--- Data supplied ---

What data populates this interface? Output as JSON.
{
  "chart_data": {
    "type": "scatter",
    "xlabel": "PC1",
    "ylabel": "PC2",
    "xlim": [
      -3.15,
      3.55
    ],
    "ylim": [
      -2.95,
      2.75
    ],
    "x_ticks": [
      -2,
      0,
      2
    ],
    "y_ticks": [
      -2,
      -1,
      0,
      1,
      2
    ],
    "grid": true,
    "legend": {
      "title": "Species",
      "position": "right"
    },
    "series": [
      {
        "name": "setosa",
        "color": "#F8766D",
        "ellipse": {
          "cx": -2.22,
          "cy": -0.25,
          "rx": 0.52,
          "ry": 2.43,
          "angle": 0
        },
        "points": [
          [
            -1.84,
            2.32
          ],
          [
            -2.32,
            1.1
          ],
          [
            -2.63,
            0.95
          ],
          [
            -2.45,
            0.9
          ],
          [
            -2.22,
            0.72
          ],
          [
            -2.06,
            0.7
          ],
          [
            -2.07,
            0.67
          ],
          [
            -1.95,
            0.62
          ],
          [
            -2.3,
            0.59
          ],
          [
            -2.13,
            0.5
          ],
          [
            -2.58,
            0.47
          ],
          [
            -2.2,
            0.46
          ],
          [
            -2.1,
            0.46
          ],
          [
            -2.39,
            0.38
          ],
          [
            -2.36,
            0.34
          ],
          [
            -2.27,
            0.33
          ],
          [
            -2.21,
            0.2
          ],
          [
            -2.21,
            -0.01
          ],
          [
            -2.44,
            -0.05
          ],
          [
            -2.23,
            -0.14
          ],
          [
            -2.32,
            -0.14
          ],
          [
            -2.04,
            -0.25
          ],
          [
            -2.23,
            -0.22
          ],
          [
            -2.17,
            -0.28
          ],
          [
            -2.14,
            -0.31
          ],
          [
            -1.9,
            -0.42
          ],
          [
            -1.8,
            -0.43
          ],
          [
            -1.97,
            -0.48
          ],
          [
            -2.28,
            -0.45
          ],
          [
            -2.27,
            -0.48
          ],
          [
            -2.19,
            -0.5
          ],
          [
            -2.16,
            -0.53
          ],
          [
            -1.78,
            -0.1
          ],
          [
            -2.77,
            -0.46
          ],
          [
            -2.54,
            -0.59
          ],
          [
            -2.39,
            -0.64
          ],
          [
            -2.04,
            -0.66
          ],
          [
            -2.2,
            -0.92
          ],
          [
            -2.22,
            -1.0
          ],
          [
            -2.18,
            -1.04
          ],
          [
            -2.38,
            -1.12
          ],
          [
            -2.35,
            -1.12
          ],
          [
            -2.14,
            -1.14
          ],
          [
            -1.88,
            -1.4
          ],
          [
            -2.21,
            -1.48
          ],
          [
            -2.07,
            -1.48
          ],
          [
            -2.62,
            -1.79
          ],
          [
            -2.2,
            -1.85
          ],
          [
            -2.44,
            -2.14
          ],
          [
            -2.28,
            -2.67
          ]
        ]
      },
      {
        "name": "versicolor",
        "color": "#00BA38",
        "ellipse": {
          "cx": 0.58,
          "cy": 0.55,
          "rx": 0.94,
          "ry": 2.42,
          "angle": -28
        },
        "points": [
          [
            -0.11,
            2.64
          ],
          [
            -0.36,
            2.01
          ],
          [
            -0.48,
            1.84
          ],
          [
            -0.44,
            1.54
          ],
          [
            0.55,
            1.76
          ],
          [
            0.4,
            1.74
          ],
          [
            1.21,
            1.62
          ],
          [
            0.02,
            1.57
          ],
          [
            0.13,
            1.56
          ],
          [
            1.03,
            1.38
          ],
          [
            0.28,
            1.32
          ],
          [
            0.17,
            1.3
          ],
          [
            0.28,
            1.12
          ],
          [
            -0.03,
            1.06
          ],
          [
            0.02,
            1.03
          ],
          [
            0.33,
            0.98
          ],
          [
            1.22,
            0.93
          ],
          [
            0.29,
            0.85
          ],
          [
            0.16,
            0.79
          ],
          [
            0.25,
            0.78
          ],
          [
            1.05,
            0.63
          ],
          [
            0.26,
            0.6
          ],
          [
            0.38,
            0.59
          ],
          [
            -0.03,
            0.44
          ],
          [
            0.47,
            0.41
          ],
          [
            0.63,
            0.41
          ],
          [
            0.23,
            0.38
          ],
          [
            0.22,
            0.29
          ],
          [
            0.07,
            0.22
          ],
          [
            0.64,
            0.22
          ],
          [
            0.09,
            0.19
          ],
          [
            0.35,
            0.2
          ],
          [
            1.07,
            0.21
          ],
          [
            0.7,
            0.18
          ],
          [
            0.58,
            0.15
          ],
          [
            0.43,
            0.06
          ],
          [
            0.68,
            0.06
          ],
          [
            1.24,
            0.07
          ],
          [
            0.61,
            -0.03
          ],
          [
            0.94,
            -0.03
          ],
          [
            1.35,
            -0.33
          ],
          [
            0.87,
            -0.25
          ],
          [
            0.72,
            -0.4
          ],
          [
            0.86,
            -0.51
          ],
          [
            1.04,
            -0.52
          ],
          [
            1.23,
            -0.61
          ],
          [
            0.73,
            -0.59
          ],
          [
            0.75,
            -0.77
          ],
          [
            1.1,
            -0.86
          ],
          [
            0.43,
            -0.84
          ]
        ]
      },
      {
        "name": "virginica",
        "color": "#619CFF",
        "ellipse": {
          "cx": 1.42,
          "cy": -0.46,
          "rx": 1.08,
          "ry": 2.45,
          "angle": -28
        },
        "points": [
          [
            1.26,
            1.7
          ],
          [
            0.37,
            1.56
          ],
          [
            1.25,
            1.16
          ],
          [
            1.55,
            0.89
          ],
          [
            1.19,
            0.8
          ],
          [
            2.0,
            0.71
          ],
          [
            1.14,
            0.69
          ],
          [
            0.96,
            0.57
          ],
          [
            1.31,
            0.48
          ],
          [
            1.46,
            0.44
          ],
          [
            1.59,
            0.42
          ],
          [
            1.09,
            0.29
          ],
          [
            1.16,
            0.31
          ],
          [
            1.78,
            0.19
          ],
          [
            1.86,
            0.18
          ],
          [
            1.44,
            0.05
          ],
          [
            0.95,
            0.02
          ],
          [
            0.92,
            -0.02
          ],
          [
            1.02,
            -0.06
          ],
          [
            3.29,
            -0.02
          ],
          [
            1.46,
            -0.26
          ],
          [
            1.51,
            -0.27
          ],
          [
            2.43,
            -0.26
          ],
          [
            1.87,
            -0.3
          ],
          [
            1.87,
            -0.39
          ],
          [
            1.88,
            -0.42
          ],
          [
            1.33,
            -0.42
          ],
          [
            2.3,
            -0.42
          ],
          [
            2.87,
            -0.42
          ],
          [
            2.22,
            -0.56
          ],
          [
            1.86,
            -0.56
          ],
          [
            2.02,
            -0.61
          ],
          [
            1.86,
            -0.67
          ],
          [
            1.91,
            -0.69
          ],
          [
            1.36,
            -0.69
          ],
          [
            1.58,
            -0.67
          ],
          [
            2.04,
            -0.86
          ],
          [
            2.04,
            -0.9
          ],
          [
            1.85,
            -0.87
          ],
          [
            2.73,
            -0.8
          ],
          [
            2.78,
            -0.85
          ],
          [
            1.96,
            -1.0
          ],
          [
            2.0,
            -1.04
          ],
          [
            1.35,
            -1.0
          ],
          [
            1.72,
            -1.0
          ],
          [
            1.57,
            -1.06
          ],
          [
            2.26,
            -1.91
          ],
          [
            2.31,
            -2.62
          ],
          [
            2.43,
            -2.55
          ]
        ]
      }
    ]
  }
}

---

Write the data back out verbatim.

_Response below_
What data populates this interface? Output as JSON.
{
  "chart_data": {
    "type": "scatter",
    "xlabel": "PC1",
    "ylabel": "PC2",
    "xlim": [
      -3.15,
      3.55
    ],
    "ylim": [
      -2.95,
      2.75
    ],
    "x_ticks": [
      -2,
      0,
      2
    ],
    "y_ticks": [
      -2,
      -1,
      0,
      1,
      2
    ],
    "grid": true,
    "legend": {
      "title": "Species",
      "position": "right"
    },
    "series": [
      {
        "name": "setosa",
        "color": "#F8766D",
        "ellipse": {
          "cx": -2.22,
          "cy": -0.25,
          "rx": 0.52,
          "ry": 2.43,
          "angle": 0
        },
        "points": [
          [
            -1.84,
            2.32
          ],
          [
            -2.32,
            1.1
          ],
          [
            -2.63,
            0.95
          ],
          [
            -2.45,
            0.9
          ],
          [
            -2.22,
            0.72
          ],
          [
            -2.06,
            0.7
          ],
          [
            -2.07,
            0.67
          ],
          [
            -1.95,
            0.62
          ],
          [
            -2.3,
            0.59
          ],
          [
            -2.13,
            0.5
          ],
          [
            -2.58,
            0.47
          ],
          [
            -2.2,
            0.46
          ],
          [
            -2.1,
            0.46
          ],
          [
            -2.39,
            0.38
          ],
          [
            -2.36,
            0.34
          ],
          [
            -2.27,
            0.33
          ],
          [
            -2.21,
            0.2
          ],
          [
            -2.21,
            -0.01
          ],
          [
            -2.44,
            -0.05
          ],
          [
            -2.23,
            -0.14
          ],
          [
            -2.32,
            -0.14
          ],
          [
            -2.04,
            -0.25
          ],
          [
            -2.23,
            -0.22
          ],
          [
            -2.17,
            -0.28
          ],
          [
            -2.14,
            -0.31
          ],
          [
            -1.9,
            -0.42
          ],
          [
            -1.8,
            -0.43
          ],
          [
            -1.97,
            -0.48
          ],
          [
            -2.28,
            -0.45
          ],
          [
            -2.27,
            -0.48
          ],
          [
            -2.19,
            -0.5
          ],
          [
            -2.16,
            -0.53
          ],
          [
            -1.78,
            -0.1
          ],
          [
            -2.77,
            -0.46
          ],
          [
            -2.54,
            -0.59
          ],
          [
            -2.39,
            -0.64
          ],
          [
            -2.04,
            -0.66
          ],
          [
            -2.2,
            -0.92
          ],
          [
            -2.22,
            -1.0
          ],
          [
            -2.18,
            -1.04
          ],
          [
            -2.38,
            -1.12
          ],
          [
            -2.35,
            -1.12
          ],
          [
            -2.14,
            -1.14
          ],
          [
            -1.88,
            -1.4
          ],
          [
            -2.21,
            -1.48
          ],
          [
            -2.07,
            -1.48
          ],
          [
            -2.62,
            -1.79
          ],
          [
            -2.2,
            -1.85
          ],
          [
            -2.44,
            -2.14
          ],
          [
            -2.28,
            -2.67
          ]
        ]
      },
      {
        "name": "versicolor",
        "color": "#00BA38",
        "ellipse": {
          "cx": 0.58,
          "cy": 0.55,
          "rx": 0.94,
          "ry": 2.42,
          "angle": -28
        },
        "points": [
          [
            -0.11,
            2.64
          ],
          [
            -0.36,
            2.01
          ],
          [
            -0.48,
            1.84
          ],
          [
            -0.44,
            1.54
          ],
          [
            0.55,
            1.76
          ],
          [
            0.4,
            1.74
          ],
          [
            1.21,
            1.62
          ],
          [
            0.02,
            1.57
          ],
          [
            0.13,
            1.56
          ],
          [
            1.03,
            1.38
          ],
          [
            0.28,
            1.32
          ],
          [
            0.17,
            1.3
          ],
          [
            0.28,
            1.12
          ],
          [
            -0.03,
            1.06
          ],
          [
            0.02,
            1.03
          ],
          [
            0.33,
            0.98
          ],
          [
            1.22,
            0.93
          ],
          [
            0.29,
            0.85
          ],
          [
            0.16,
            0.79
          ],
          [
            0.25,
            0.78
          ],
          [
            1.05,
            0.63
          ],
          [
            0.26,
            0.6
          ],
          [
            0.38,
            0.59
          ],
          [
            -0.03,
            0.44
          ],
          [
            0.47,
            0.41
          ],
          [
            0.63,
            0.41
          ],
          [
            0.23,
            0.38
          ],
          [
            0.22,
            0.29
          ],
          [
            0.07,
            0.22
          ],
          [
            0.64,
            0.22
          ],
          [
            0.09,
            0.19
          ],
          [
            0.35,
            0.2
          ],
          [
            1.07,
            0.21
          ],
          [
            0.7,
            0.18
          ],
          [
            0.58,
            0.15
          ],
          [
            0.43,
            0.06
          ],
          [
            0.68,
            0.06
          ],
          [
            1.24,
            0.07
          ],
          [
            0.61,
            -0.03
          ],
          [
            0.94,
            -0.03
          ],
          [
            1.35,
            -0.33
          ],
          [
            0.87,
            -0.25
          ],
          [
            0.72,
            -0.4
          ],
          [
            0.86,
            -0.51
          ],
          [
            1.04,
            -0.52
          ],
          [
            1.23,
            -0.61
          ],
          [
            0.73,
            -0.59
          ],
          [
            0.75,
            -0.77
          ],
          [
            1.1,
            -0.86
          ],
          [
            0.43,
            -0.84
          ]
        ]
      },
      {
        "name": "virginica",
        "color": "#619CFF",
        "ellipse": {
          "cx": 1.42,
          "cy": -0.46,
          "rx": 1.08,
          "ry": 2.45,
          "angle": -28
        },
        "points": [
          [
            1.26,
            1.7
          ],
          [
            0.37,
            1.56
          ],
          [
            1.25,
            1.16
          ],
          [
            1.55,
            0.89
          ],
          [
            1.19,
            0.8
          ],
          [
            2.0,
            0.71
          ],
          [
            1.14,
            0.69
          ],
          [
            0.96,
            0.57
          ],
          [
            1.31,
            0.48
          ],
          [
            1.46,
            0.44
          ],
          [
            1.59,
            0.42
          ],
          [
            1.09,
            0.29
          ],
          [
            1.16,
            0.31
          ],
          [
            1.78,
            0.19
          ],
          [
            1.86,
            0.18
          ],
          [
            1.44,
            0.05
          ],
          [
            0.95,
            0.02
          ],
          [
            0.92,
            -0.02
          ],
          [
            1.02,
            -0.06
          ],
          [
            3.29,
            -0.02
          ],
          [
            1.46,
            -0.26
          ],
          [
            1.51,
            -0.27
          ],
          [
            2.43,
            -0.26
          ],
          [
            1.87,
            -0.3
          ],
          [
            1.87,
            -0.39
          ],
          [
            1.88,
            -0.42
          ],
          [
            1.33,
            -0.42
          ],
          [
            2.3,
            -0.42
          ],
          [
            2.87,
            -0.42
          ],
          [
            2.22,
            -0.56
          ],
          [
            1.86,
            -0.56
          ],
          [
            2.02,
            -0.61
          ],
          [
            1.86,
            -0.67
          ],
          [
            1.91,
            -0.69
          ],
          [
            1.36,
            -0.69
          ],
          [
            1.58,
            -0.67
          ],
          [
            2.04,
            -0.86
          ],
          [
            2.04,
            -0.9
          ],
          [
            1.85,
            -0.87
          ],
          [
            2.73,
            -0.8
          ],
          [
            2.78,
            -0.85
          ],
          [
            1.96,
            -1.0
          ],
          [
            2.0,
            -1.04
          ],
          [
            1.35,
            -1.0
          ],
          [
            1.72,
            -1.0
          ],
          [
            1.57,
            -1.06
          ],
          [
            2.26,
            -1.91
          ],
          [
            2.31,
            -2.62
          ],
          [
            2.43,
            -2.55
          ]
        ]
      }
    ]
  }
}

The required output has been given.